<<<<

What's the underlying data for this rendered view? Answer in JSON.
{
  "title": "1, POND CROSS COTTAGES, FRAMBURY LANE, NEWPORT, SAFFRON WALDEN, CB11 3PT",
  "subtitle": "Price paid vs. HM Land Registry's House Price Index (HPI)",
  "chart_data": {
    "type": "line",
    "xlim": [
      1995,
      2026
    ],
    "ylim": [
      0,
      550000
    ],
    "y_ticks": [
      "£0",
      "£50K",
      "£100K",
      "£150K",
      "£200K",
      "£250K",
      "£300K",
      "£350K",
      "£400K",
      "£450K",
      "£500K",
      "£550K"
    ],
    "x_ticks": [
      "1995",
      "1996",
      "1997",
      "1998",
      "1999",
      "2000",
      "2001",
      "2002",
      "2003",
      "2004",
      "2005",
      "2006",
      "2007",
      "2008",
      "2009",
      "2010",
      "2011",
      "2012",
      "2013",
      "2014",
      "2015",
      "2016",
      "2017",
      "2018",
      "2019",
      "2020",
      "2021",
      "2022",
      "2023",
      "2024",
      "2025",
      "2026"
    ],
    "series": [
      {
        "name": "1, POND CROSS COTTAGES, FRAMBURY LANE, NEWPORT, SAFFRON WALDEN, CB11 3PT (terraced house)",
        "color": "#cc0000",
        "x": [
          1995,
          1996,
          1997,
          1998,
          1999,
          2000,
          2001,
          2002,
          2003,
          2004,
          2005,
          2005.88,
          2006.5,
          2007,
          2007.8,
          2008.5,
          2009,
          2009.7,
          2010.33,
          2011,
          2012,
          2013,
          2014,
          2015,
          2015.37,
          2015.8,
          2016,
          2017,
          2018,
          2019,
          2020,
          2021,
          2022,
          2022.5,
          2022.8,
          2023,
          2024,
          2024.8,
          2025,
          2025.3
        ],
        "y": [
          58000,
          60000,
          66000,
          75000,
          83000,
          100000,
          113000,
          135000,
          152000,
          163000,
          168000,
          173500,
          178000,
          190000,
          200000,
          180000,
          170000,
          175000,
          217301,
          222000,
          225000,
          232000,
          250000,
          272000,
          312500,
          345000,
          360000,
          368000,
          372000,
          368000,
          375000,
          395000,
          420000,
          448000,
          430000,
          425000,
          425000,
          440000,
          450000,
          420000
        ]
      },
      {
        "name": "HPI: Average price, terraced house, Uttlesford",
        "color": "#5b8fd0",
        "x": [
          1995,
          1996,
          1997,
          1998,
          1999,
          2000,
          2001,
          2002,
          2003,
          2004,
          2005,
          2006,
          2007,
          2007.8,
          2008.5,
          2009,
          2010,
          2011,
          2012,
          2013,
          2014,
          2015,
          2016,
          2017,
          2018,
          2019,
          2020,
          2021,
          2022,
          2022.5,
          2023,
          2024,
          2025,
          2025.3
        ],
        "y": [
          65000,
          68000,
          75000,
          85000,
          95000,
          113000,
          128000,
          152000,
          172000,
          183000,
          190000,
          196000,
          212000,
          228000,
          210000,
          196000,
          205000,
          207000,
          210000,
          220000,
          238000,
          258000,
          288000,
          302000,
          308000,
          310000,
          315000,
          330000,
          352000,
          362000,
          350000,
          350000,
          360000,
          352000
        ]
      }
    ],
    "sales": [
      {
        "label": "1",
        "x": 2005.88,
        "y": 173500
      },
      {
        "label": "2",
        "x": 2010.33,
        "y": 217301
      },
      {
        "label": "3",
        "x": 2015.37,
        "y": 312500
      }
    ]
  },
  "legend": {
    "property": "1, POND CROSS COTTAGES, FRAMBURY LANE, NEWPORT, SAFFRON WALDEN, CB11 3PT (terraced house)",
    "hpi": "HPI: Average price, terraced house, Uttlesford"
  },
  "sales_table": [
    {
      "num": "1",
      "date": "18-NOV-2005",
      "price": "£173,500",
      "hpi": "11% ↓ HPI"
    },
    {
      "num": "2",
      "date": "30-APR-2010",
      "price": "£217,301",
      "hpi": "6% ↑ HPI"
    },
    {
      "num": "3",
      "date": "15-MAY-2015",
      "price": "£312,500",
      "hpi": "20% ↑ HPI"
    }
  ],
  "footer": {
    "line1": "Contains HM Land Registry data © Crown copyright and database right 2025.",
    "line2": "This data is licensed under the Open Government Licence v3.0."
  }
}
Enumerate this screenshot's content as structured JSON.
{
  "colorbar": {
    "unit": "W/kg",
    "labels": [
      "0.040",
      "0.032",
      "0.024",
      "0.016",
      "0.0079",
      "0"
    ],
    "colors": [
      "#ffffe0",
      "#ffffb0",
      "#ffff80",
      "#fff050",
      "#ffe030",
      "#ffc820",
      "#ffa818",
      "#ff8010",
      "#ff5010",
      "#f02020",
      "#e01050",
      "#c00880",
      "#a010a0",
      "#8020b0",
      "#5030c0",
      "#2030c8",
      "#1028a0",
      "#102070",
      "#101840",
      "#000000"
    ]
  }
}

>>>>

Restate the listing in full, word for word.

■ Answer for this exercise:
What's the underlying data for this rendered view? Answer in JSON.
{
  "title": "1, POND CROSS COTTAGES, FRAMBURY LANE, NEWPORT, SAFFRON WALDEN, CB11 3PT",
  "subtitle": "Price paid vs. HM Land Registry's House Price Index (HPI)",
  "chart_data": {
    "type": "line",
    "xlim": [
      1995,
      2026
    ],
    "ylim": [
      0,
      550000
    ],
    "y_ticks": [
      "£0",
      "£50K",
      "£100K",
      "£150K",
      "£200K",
      "£250K",
      "£300K",
      "£350K",
      "£400K",
      "£450K",
      "£500K",
      "£550K"
    ],
    "x_ticks": [
      "1995",
      "1996",
      "1997",
      "1998",
      "1999",
      "2000",
      "2001",
      "2002",
      "2003",
      "2004",
      "2005",
      "2006",
      "2007",
      "2008",
      "2009",
      "2010",
      "2011",
      "2012",
      "2013",
      "2014",
      "2015",
      "2016",
      "2017",
      "2018",
      "2019",
      "2020",
      "2021",
      "2022",
      "2023",
      "2024",
      "2025",
      "2026"
    ],
    "series": [
      {
        "name": "1, POND CROSS COTTAGES, FRAMBURY LANE, NEWPORT, SAFFRON WALDEN, CB11 3PT (terraced house)",
        "color": "#cc0000",
        "x": [
          1995,
          1996,
          1997,
          1998,
          1999,
          2000,
          2001,
          2002,
          2003,
          2004,
          2005,
          2005.88,
          2006.5,
          2007,
          2007.8,
          2008.5,
          2009,
          2009.7,
          2010.33,
          2011,
          2012,
          2013,
          2014,
          2015,
          2015.37,
          2015.8,
          2016,
          2017,
          2018,
          2019,
          2020,
          2021,
          2022,
          2022.5,
          2022.8,
          2023,
          2024,
          2024.8,
          2025,
          2025.3
        ],
        "y": [
          58000,
          60000,
          66000,
          75000,
          83000,
          100000,
          113000,
          135000,
          152000,
          163000,
          168000,
          173500,
          178000,
          190000,
          200000,
          180000,
          170000,
          175000,
          217301,
          222000,
          225000,
          232000,
          250000,
          272000,
          312500,
          345000,
          360000,
          368000,
          372000,
          368000,
          375000,
          395000,
          420000,
          448000,
          430000,
          425000,
          425000,
          440000,
          450000,
          420000
        ]
      },
      {
        "name": "HPI: Average price, terraced house, Uttlesford",
        "color": "#5b8fd0",
        "x": [
          1995,
          1996,
          1997,
          1998,
          1999,
          2000,
          2001,
          2002,
          2003,
          2004,
          2005,
          2006,
          2007,
          2007.8,
          2008.5,
          2009,
          2010,
          2011,
          2012,
          2013,
          2014,
          2015,
          2016,
          2017,
          2018,
          2019,
          2020,
          2021,
          2022,
          2022.5,
          2023,
          2024,
          2025,
          2025.3
        ],
        "y": [
          65000,
          68000,
          75000,
          85000,
          95000,
          113000,
          128000,
          152000,
          172000,
          183000,
          190000,
          196000,
          212000,
          228000,
          210000,
          196000,
          205000,
          207000,
          210000,
          220000,
          238000,
          258000,
          288000,
          302000,
          308000,
          310000,
          315000,
          330000,
          352000,
          362000,
          350000,
          350000,
          360000,
          352000
        ]
      }
    ],
    "sales": [
      {
        "label": "1",
        "x": 2005.88,
        "y": 173500
      },
      {
        "label": "2",
        "x": 2010.33,
        "y": 217301
      },
      {
        "label": "3",
        "x": 2015.37,
        "y": 312500
      }
    ]
  },
  "legend": {
    "property": "1, POND CROSS COTTAGES, FRAMBURY LANE, NEWPORT, SAFFRON WALDEN, CB11 3PT (terraced house)",
    "hpi": "HPI: Average price, terraced house, Uttlesford"
  },
  "sales_table": [
    {
      "num": "1",
      "date": "18-NOV-2005",
      "price": "£173,500",
      "hpi": "11% ↓ HPI"
    },
    {
      "num": "2",
      "date": "30-APR-2010",
      "price": "£217,301",
      "hpi": "6% ↑ HPI"
    },
    {
      "num": "3",
      "date": "15-MAY-2015",
      "price": "£312,500",
      "hpi": "20% ↑ HPI"
    }
  ],
  "footer": {
    "line1": "Contains HM Land Registry data © Crown copyright and database right 2025.",
    "line2": "This data is licensed under the Open Government Licence v3.0."
  }
}
Enumerate this screenshot's content as structured JSON.
{
  "colorbar": {
    "unit": "W/kg",
    "labels": [
      "0.040",
      "0.032",
      "0.024",
      "0.016",
      "0.0079",
      "0"
    ],
    "colors": [
      "#ffffe0",
      "#ffffb0",
      "#ffff80",
      "#fff050",
      "#ffe030",
      "#ffc820",
      "#ffa818",
      "#ff8010",
      "#ff5010",
      "#f02020",
      "#e01050",
      "#c00880",
      "#a010a0",
      "#8020b0",
      "#5030c0",
      "#2030c8",
      "#1028a0",
      "#102070",
      "#101840",
      "#000000"
    ]
  }
}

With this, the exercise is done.